→ **Work to be completed**: Copy out the listing that follows, exact in every word, and skip the images.

Dataset items:

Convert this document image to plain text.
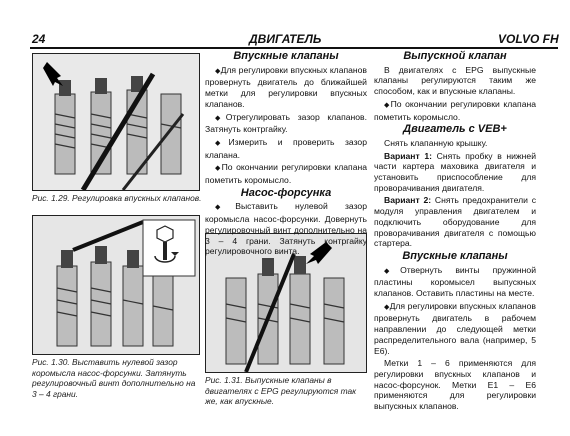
24	ДВИГАТЕЛЬ	VOLVO FH
Рис. 1.29. Регулировка впускных клапанов.
Рис. 1.30. Выставить нулевой зазор коромысла насос-форсунки. Затянуть регулировочный винт дополнительно на 3 – 4 грани.
Рис. 1.31. Выпускные клапаны в двигателях с EPG регулируются так же, как впускные.
Впускные клапаны

◆ Для регулировки впускных клапанов провернуть двигатель до ближайшей метки для регулировки впускных клапанов.

◆ Отрегулировать зазор клапанов. Затянуть контргайку.

◆ Измерить и проверить зазор клапана.

◆ По окончании регулировки клапана пометить коромысло.

Насос-форсунка

◆ Выставить нулевой зазор коромысла насос-форсунки. Довернуть регулировочный винт дополнительно на 3 – 4 грани. Затянуть контргайку регулировочного винта.

Выпускной клапан

В двигателях с EPG выпускные клапаны регулируются таким же способом, как и впускные клапаны.

◆ По окончании регулировки клапана пометить коромысло.

Двигатель с VEB+

Снять клапанную крышку.

Вариант 1: Снять пробку в нижней части картера маховика двигателя и установить приспособление для проворачивания двигателя.

Вариант 2: Снять предохранители с модуля управления двигателем и подключить оборудование для проворачивания двигателя с помощью стартера.

Впускные клапаны

◆ Отвернуть винты пружинной пластины коромысел выпускных клапанов. Оставить пластины на месте.

◆ Для регулировки впускных клапанов провернуть двигатель в рабочем направлении до следующей метки распределительного вала (например, 5 E6).

Метки 1 – 6 применяются для регулировки впускных клапанов и насос-форсунок. Метки E1 – E6 применяются для регулировки выпускных клапанов.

→ **Task output**:
Convert this document image to plain text.
24	ДВИГАТЕЛЬ	VOLVO FH
Рис. 1.29. Регулировка впускных клапанов.
Рис. 1.30. Выставить нулевой зазор коромысла насос-форсунки. Затянуть регулировочный винт дополнительно на 3 – 4 грани.
Рис. 1.31. Выпускные клапаны в двигателях с EPG регулируются так же, как впускные.
Впускные клапаны

◆ Для регулировки впускных клапанов провернуть двигатель до ближайшей метки для регулировки впускных клапанов.

◆ Отрегулировать зазор клапанов. Затянуть контргайку.

◆ Измерить и проверить зазор клапана.

◆ По окончании регулировки клапана пометить коромысло.

Насос-форсунка

◆ Выставить нулевой зазор коромысла насос-форсунки. Довернуть регулировочный винт дополнительно на 3 – 4 грани. Затянуть контргайку регулировочного винта.

Выпускной клапан

В двигателях с EPG выпускные клапаны регулируются таким же способом, как и впускные клапаны.

◆ По окончании регулировки клапана пометить коромысло.

Двигатель с VEB+

Снять клапанную крышку.

Вариант 1: Снять пробку в нижней части картера маховика двигателя и установить приспособление для проворачивания двигателя.

Вариант 2: Снять предохранители с модуля управления двигателем и подключить оборудование для проворачивания двигателя с помощью стартера.

Впускные клапаны

◆ Отвернуть винты пружинной пластины коромысел выпускных клапанов. Оставить пластины на месте.

◆ Для регулировки впускных клапанов провернуть двигатель в рабочем направлении до следующей метки распределительного вала (например, 5 E6).

Метки 1 – 6 применяются для регулировки впускных клапанов и насос-форсунок. Метки E1 – E6 применяются для регулировки выпускных клапанов.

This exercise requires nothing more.